-- ENTRIES SHOWN --
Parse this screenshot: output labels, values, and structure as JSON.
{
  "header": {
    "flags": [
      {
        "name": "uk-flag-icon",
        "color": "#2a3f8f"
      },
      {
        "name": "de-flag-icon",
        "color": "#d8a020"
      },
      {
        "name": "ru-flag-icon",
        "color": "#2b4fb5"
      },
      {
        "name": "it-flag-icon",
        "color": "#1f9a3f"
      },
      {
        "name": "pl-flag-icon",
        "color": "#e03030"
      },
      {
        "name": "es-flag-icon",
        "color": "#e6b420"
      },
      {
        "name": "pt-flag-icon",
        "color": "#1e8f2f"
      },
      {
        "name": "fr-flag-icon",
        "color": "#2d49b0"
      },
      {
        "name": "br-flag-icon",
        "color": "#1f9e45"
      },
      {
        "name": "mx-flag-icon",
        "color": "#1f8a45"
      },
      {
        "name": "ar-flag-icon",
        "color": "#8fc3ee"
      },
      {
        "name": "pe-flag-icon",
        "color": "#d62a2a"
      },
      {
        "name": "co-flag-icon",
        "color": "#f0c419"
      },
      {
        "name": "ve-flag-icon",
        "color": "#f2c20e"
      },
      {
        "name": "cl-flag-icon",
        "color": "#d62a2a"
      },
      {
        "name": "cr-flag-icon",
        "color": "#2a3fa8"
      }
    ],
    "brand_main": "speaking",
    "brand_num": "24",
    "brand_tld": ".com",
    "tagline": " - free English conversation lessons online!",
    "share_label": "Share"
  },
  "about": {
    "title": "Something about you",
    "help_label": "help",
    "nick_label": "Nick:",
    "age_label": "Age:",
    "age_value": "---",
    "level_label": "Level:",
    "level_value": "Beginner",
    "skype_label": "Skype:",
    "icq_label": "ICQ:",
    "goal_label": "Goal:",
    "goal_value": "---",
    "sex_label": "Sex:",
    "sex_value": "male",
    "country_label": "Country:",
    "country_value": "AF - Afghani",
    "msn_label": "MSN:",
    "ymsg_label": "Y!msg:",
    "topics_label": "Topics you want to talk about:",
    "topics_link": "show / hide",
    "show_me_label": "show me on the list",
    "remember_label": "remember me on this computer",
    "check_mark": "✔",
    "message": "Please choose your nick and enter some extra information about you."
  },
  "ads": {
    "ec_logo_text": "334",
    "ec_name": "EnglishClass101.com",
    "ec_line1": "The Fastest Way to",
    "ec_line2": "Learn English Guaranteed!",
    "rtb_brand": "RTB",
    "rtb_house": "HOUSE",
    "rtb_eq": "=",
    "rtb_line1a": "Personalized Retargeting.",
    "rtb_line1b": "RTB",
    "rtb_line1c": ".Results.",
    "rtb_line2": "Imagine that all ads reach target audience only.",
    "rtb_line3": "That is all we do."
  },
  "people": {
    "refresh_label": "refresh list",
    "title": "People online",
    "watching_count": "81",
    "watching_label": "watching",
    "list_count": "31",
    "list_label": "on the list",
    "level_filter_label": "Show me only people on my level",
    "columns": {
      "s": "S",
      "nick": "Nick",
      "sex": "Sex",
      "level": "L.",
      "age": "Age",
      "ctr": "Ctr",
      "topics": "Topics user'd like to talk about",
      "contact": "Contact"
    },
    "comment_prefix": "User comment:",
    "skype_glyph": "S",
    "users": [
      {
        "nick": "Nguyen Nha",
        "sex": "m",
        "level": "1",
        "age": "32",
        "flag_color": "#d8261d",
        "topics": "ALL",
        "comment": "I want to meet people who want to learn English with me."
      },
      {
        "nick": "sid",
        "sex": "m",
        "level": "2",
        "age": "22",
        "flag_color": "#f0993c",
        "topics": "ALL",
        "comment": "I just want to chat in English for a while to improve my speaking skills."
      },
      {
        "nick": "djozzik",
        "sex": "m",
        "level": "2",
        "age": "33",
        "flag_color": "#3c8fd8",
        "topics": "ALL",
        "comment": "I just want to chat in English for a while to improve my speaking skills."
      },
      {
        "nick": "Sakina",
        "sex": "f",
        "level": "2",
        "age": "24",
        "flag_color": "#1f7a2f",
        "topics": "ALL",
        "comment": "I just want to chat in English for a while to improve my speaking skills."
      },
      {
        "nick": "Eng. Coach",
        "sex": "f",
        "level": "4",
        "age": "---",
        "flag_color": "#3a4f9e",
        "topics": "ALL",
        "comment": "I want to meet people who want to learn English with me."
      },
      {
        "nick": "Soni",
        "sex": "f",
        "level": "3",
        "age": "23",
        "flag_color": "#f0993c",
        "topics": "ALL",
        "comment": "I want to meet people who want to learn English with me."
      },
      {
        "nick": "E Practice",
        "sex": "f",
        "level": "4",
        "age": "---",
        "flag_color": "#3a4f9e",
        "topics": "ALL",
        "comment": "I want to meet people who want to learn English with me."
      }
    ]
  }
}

-- PROBLEM DESCRIPTION --
Print every entry exactly as written.

-- PROBLEM SOLUTION --
Parse this screenshot: output labels, values, and structure as JSON.
{
  "header": {
    "flags": [
      {
        "name": "uk-flag-icon",
        "color": "#2a3f8f"
      },
      {
        "name": "de-flag-icon",
        "color": "#d8a020"
      },
      {
        "name": "ru-flag-icon",
        "color": "#2b4fb5"
      },
      {
        "name": "it-flag-icon",
        "color": "#1f9a3f"
      },
      {
        "name": "pl-flag-icon",
        "color": "#e03030"
      },
      {
        "name": "es-flag-icon",
        "color": "#e6b420"
      },
      {
        "name": "pt-flag-icon",
        "color": "#1e8f2f"
      },
      {
        "name": "fr-flag-icon",
        "color": "#2d49b0"
      },
      {
        "name": "br-flag-icon",
        "color": "#1f9e45"
      },
      {
        "name": "mx-flag-icon",
        "color": "#1f8a45"
      },
      {
        "name": "ar-flag-icon",
        "color": "#8fc3ee"
      },
      {
        "name": "pe-flag-icon",
        "color": "#d62a2a"
      },
      {
        "name": "co-flag-icon",
        "color": "#f0c419"
      },
      {
        "name": "ve-flag-icon",
        "color": "#f2c20e"
      },
      {
        "name": "cl-flag-icon",
        "color": "#d62a2a"
      },
      {
        "name": "cr-flag-icon",
        "color": "#2a3fa8"
      }
    ],
    "brand_main": "speaking",
    "brand_num": "24",
    "brand_tld": ".com",
    "tagline": " - free English conversation lessons online!",
    "share_label": "Share"
  },
  "about": {
    "title": "Something about you",
    "help_label": "help",
    "nick_label": "Nick:",
    "age_label": "Age:",
    "age_value": "---",
    "level_label": "Level:",
    "level_value": "Beginner",
    "skype_label": "Skype:",
    "icq_label": "ICQ:",
    "goal_label": "Goal:",
    "goal_value": "---",
    "sex_label": "Sex:",
    "sex_value": "male",
    "country_label": "Country:",
    "country_value": "AF - Afghani",
    "msn_label": "MSN:",
    "ymsg_label": "Y!msg:",
    "topics_label": "Topics you want to talk about:",
    "topics_link": "show / hide",
    "show_me_label": "show me on the list",
    "remember_label": "remember me on this computer",
    "check_mark": "✔",
    "message": "Please choose your nick and enter some extra information about you."
  },
  "ads": {
    "ec_logo_text": "334",
    "ec_name": "EnglishClass101.com",
    "ec_line1": "The Fastest Way to",
    "ec_line2": "Learn English Guaranteed!",
    "rtb_brand": "RTB",
    "rtb_house": "HOUSE",
    "rtb_eq": "=",
    "rtb_line1a": "Personalized Retargeting.",
    "rtb_line1b": "RTB",
    "rtb_line1c": ".Results.",
    "rtb_line2": "Imagine that all ads reach target audience only.",
    "rtb_line3": "That is all we do."
  },
  "people": {
    "refresh_label": "refresh list",
    "title": "People online",
    "watching_count": "81",
    "watching_label": "watching",
    "list_count": "31",
    "list_label": "on the list",
    "level_filter_label": "Show me only people on my level",
    "columns": {
      "s": "S",
      "nick": "Nick",
      "sex": "Sex",
      "level": "L.",
      "age": "Age",
      "ctr": "Ctr",
      "topics": "Topics user'd like to talk about",
      "contact": "Contact"
    },
    "comment_prefix": "User comment:",
    "skype_glyph": "S",
    "users": [
      {
        "nick": "Nguyen Nha",
        "sex": "m",
        "level": "1",
        "age": "32",
        "flag_color": "#d8261d",
        "topics": "ALL",
        "comment": "I want to meet people who want to learn English with me."
      },
      {
        "nick": "sid",
        "sex": "m",
        "level": "2",
        "age": "22",
        "flag_color": "#f0993c",
        "topics": "ALL",
        "comment": "I just want to chat in English for a while to improve my speaking skills."
      },
      {
        "nick": "djozzik",
        "sex": "m",
        "level": "2",
        "age": "33",
        "flag_color": "#3c8fd8",
        "topics": "ALL",
        "comment": "I just want to chat in English for a while to improve my speaking skills."
      },
      {
        "nick": "Sakina",
        "sex": "f",
        "level": "2",
        "age": "24",
        "flag_color": "#1f7a2f",
        "topics": "ALL",
        "comment": "I just want to chat in English for a while to improve my speaking skills."
      },
      {
        "nick": "Eng. Coach",
        "sex": "f",
        "level": "4",
        "age": "---",
        "flag_color": "#3a4f9e",
        "topics": "ALL",
        "comment": "I want to meet people who want to learn English with me."
      },
      {
        "nick": "Soni",
        "sex": "f",
        "level": "3",
        "age": "23",
        "flag_color": "#f0993c",
        "topics": "ALL",
        "comment": "I want to meet people who want to learn English with me."
      },
      {
        "nick": "E Practice",
        "sex": "f",
        "level": "4",
        "age": "---",
        "flag_color": "#3a4f9e",
        "topics": "ALL",
        "comment": "I want to meet people who want to learn English with me."
      }
    ]
  }
}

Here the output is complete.